### [WHAT THE EXERCISE ASKS]
Pictures stay out of the copy; restate everything else in the material exactly.

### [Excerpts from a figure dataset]
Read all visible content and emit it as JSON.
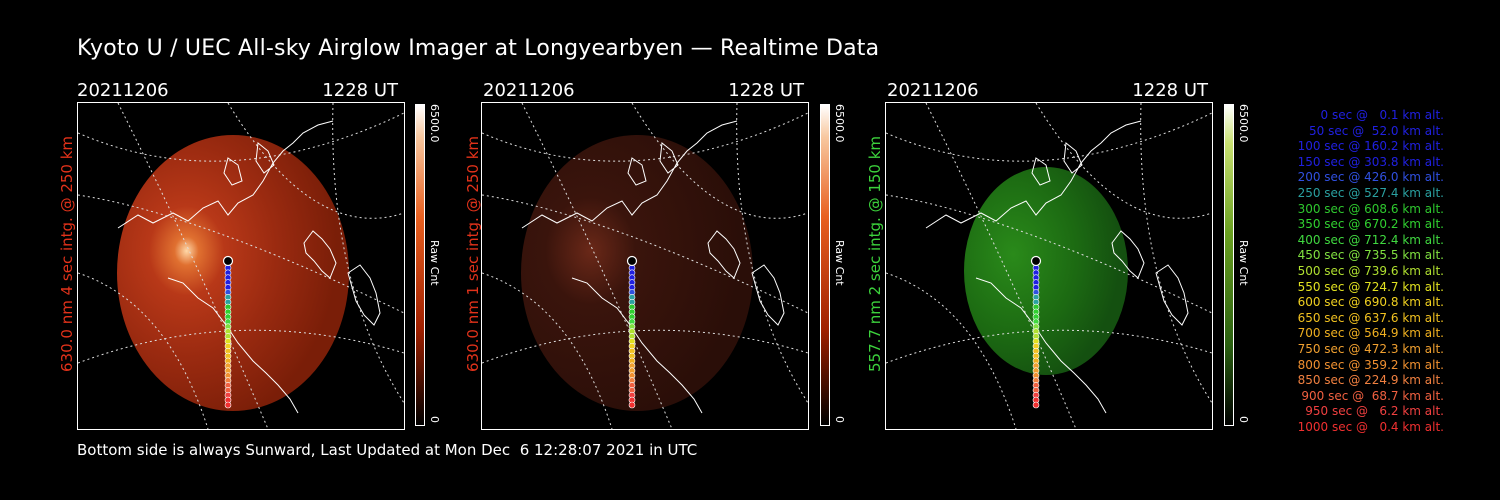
{
  "title": "Kyoto U / UEC All-sky Airglow Imager at Longyearbyen — Realtime Data",
  "panels": [
    {
      "date": "20211206",
      "time": "1228 UT",
      "label": "630.0 nm 4 sec intg. @ 250 km",
      "label_color": "#e2321a",
      "cbar_max": "6500.0",
      "cbar_unit": "Raw Cnt",
      "cbar_min": "0",
      "scheme": "red",
      "brightness": 1.0
    },
    {
      "date": "20211206",
      "time": "1228 UT",
      "label": "630.0 nm 1 sec intg. @ 250 km",
      "label_color": "#e2321a",
      "cbar_max": "6500.0",
      "cbar_unit": "Raw Cnt",
      "cbar_min": "0",
      "scheme": "red",
      "brightness": 0.35
    },
    {
      "date": "20211206",
      "time": "1228 UT",
      "label": "557.7 nm 2 sec intg. @ 150 km",
      "label_color": "#3cd23c",
      "cbar_max": "6500.0",
      "cbar_unit": "Raw Cnt",
      "cbar_min": "0",
      "scheme": "green",
      "brightness": 0.6
    }
  ],
  "legend": [
    {
      "text": "0 sec @   0.1 km alt.",
      "color": "#2020e0"
    },
    {
      "text": "50 sec @  52.0 km alt.",
      "color": "#2020e0"
    },
    {
      "text": "100 sec @ 160.2 km alt.",
      "color": "#2020e0"
    },
    {
      "text": "150 sec @ 303.8 km alt.",
      "color": "#2020e0"
    },
    {
      "text": "200 sec @ 426.0 km alt.",
      "color": "#3050e0"
    },
    {
      "text": "250 sec @ 527.4 km alt.",
      "color": "#2aa0a0"
    },
    {
      "text": "300 sec @ 608.6 km alt.",
      "color": "#2ec82e"
    },
    {
      "text": "350 sec @ 670.2 km alt.",
      "color": "#30d030"
    },
    {
      "text": "400 sec @ 712.4 km alt.",
      "color": "#40d840"
    },
    {
      "text": "450 sec @ 735.5 km alt.",
      "color": "#80e040"
    },
    {
      "text": "500 sec @ 739.6 km alt.",
      "color": "#b0e030"
    },
    {
      "text": "550 sec @ 724.7 km alt.",
      "color": "#e0e020"
    },
    {
      "text": "600 sec @ 690.8 km alt.",
      "color": "#f0d020"
    },
    {
      "text": "650 sec @ 637.6 km alt.",
      "color": "#f0c020"
    },
    {
      "text": "700 sec @ 564.9 km alt.",
      "color": "#f0b020"
    },
    {
      "text": "750 sec @ 472.3 km alt.",
      "color": "#f0a030"
    },
    {
      "text": "800 sec @ 359.2 km alt.",
      "color": "#f09030"
    },
    {
      "text": "850 sec @ 224.9 km alt.",
      "color": "#f08040"
    },
    {
      "text": "900 sec @  68.7 km alt.",
      "color": "#f06040"
    },
    {
      "text": "950 sec @   6.2 km alt.",
      "color": "#f04040"
    },
    {
      "text": "1000 sec @   0.4 km alt.",
      "color": "#f03030"
    }
  ],
  "footer": "Bottom side is always Sunward, Last Updated at Mon Dec  6 12:28:07 2021 in UTC"
}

### [COMPLETE OUTPUT]
Read all visible content and emit it as JSON.
{
  "title": "Kyoto U / UEC All-sky Airglow Imager at Longyearbyen — Realtime Data",
  "panels": [
    {
      "date": "20211206",
      "time": "1228 UT",
      "label": "630.0 nm 4 sec intg. @ 250 km",
      "label_color": "#e2321a",
      "cbar_max": "6500.0",
      "cbar_unit": "Raw Cnt",
      "cbar_min": "0",
      "scheme": "red",
      "brightness": 1.0
    },
    {
      "date": "20211206",
      "time": "1228 UT",
      "label": "630.0 nm 1 sec intg. @ 250 km",
      "label_color": "#e2321a",
      "cbar_max": "6500.0",
      "cbar_unit": "Raw Cnt",
      "cbar_min": "0",
      "scheme": "red",
      "brightness": 0.35
    },
    {
      "date": "20211206",
      "time": "1228 UT",
      "label": "557.7 nm 2 sec intg. @ 150 km",
      "label_color": "#3cd23c",
      "cbar_max": "6500.0",
      "cbar_unit": "Raw Cnt",
      "cbar_min": "0",
      "scheme": "green",
      "brightness": 0.6
    }
  ],
  "legend": [
    {
      "text": "0 sec @   0.1 km alt.",
      "color": "#2020e0"
    },
    {
      "text": "50 sec @  52.0 km alt.",
      "color": "#2020e0"
    },
    {
      "text": "100 sec @ 160.2 km alt.",
      "color": "#2020e0"
    },
    {
      "text": "150 sec @ 303.8 km alt.",
      "color": "#2020e0"
    },
    {
      "text": "200 sec @ 426.0 km alt.",
      "color": "#3050e0"
    },
    {
      "text": "250 sec @ 527.4 km alt.",
      "color": "#2aa0a0"
    },
    {
      "text": "300 sec @ 608.6 km alt.",
      "color": "#2ec82e"
    },
    {
      "text": "350 sec @ 670.2 km alt.",
      "color": "#30d030"
    },
    {
      "text": "400 sec @ 712.4 km alt.",
      "color": "#40d840"
    },
    {
      "text": "450 sec @ 735.5 km alt.",
      "color": "#80e040"
    },
    {
      "text": "500 sec @ 739.6 km alt.",
      "color": "#b0e030"
    },
    {
      "text": "550 sec @ 724.7 km alt.",
      "color": "#e0e020"
    },
    {
      "text": "600 sec @ 690.8 km alt.",
      "color": "#f0d020"
    },
    {
      "text": "650 sec @ 637.6 km alt.",
      "color": "#f0c020"
    },
    {
      "text": "700 sec @ 564.9 km alt.",
      "color": "#f0b020"
    },
    {
      "text": "750 sec @ 472.3 km alt.",
      "color": "#f0a030"
    },
    {
      "text": "800 sec @ 359.2 km alt.",
      "color": "#f09030"
    },
    {
      "text": "850 sec @ 224.9 km alt.",
      "color": "#f08040"
    },
    {
      "text": "900 sec @  68.7 km alt.",
      "color": "#f06040"
    },
    {
      "text": "950 sec @   6.2 km alt.",
      "color": "#f04040"
    },
    {
      "text": "1000 sec @   0.4 km alt.",
      "color": "#f03030"
    }
  ],
  "footer": "Bottom side is always Sunward, Last Updated at Mon Dec  6 12:28:07 2021 in UTC"
}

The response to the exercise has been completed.